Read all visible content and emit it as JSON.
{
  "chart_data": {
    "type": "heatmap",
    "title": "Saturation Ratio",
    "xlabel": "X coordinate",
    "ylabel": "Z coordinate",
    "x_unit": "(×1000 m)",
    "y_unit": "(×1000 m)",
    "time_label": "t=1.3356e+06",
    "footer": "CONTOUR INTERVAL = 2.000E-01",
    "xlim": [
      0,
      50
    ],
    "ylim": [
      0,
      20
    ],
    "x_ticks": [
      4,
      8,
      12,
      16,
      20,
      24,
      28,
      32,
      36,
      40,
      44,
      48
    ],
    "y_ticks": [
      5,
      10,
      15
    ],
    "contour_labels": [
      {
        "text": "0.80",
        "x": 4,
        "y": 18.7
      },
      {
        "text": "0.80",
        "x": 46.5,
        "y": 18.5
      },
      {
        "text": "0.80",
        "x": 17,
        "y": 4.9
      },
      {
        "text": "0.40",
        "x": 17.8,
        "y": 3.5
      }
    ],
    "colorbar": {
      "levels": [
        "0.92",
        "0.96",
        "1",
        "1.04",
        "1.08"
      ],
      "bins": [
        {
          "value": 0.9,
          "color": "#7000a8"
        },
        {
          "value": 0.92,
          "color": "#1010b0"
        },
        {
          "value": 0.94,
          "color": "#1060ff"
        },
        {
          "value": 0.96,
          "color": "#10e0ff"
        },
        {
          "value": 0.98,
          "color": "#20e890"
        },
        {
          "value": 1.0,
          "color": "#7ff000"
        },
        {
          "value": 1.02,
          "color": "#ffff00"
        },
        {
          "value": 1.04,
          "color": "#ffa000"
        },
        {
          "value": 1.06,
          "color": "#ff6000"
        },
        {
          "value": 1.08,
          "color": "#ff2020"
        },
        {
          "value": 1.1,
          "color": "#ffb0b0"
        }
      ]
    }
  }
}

● Task goal
Please return the data above exactly as given.

● Correct result
Read all visible content and emit it as JSON.
{
  "chart_data": {
    "type": "heatmap",
    "title": "Saturation Ratio",
    "xlabel": "X coordinate",
    "ylabel": "Z coordinate",
    "x_unit": "(×1000 m)",
    "y_unit": "(×1000 m)",
    "time_label": "t=1.3356e+06",
    "footer": "CONTOUR INTERVAL = 2.000E-01",
    "xlim": [
      0,
      50
    ],
    "ylim": [
      0,
      20
    ],
    "x_ticks": [
      4,
      8,
      12,
      16,
      20,
      24,
      28,
      32,
      36,
      40,
      44,
      48
    ],
    "y_ticks": [
      5,
      10,
      15
    ],
    "contour_labels": [
      {
        "text": "0.80",
        "x": 4,
        "y": 18.7
      },
      {
        "text": "0.80",
        "x": 46.5,
        "y": 18.5
      },
      {
        "text": "0.80",
        "x": 17,
        "y": 4.9
      },
      {
        "text": "0.40",
        "x": 17.8,
        "y": 3.5
      }
    ],
    "colorbar": {
      "levels": [
        "0.92",
        "0.96",
        "1",
        "1.04",
        "1.08"
      ],
      "bins": [
        {
          "value": 0.9,
          "color": "#7000a8"
        },
        {
          "value": 0.92,
          "color": "#1010b0"
        },
        {
          "value": 0.94,
          "color": "#1060ff"
        },
        {
          "value": 0.96,
          "color": "#10e0ff"
        },
        {
          "value": 0.98,
          "color": "#20e890"
        },
        {
          "value": 1.0,
          "color": "#7ff000"
        },
        {
          "value": 1.02,
          "color": "#ffff00"
        },
        {
          "value": 1.04,
          "color": "#ffa000"
        },
        {
          "value": 1.06,
          "color": "#ff6000"
        },
        {
          "value": 1.08,
          "color": "#ff2020"
        },
        {
          "value": 1.1,
          "color": "#ffb0b0"
        }
      ]
    }
  }
}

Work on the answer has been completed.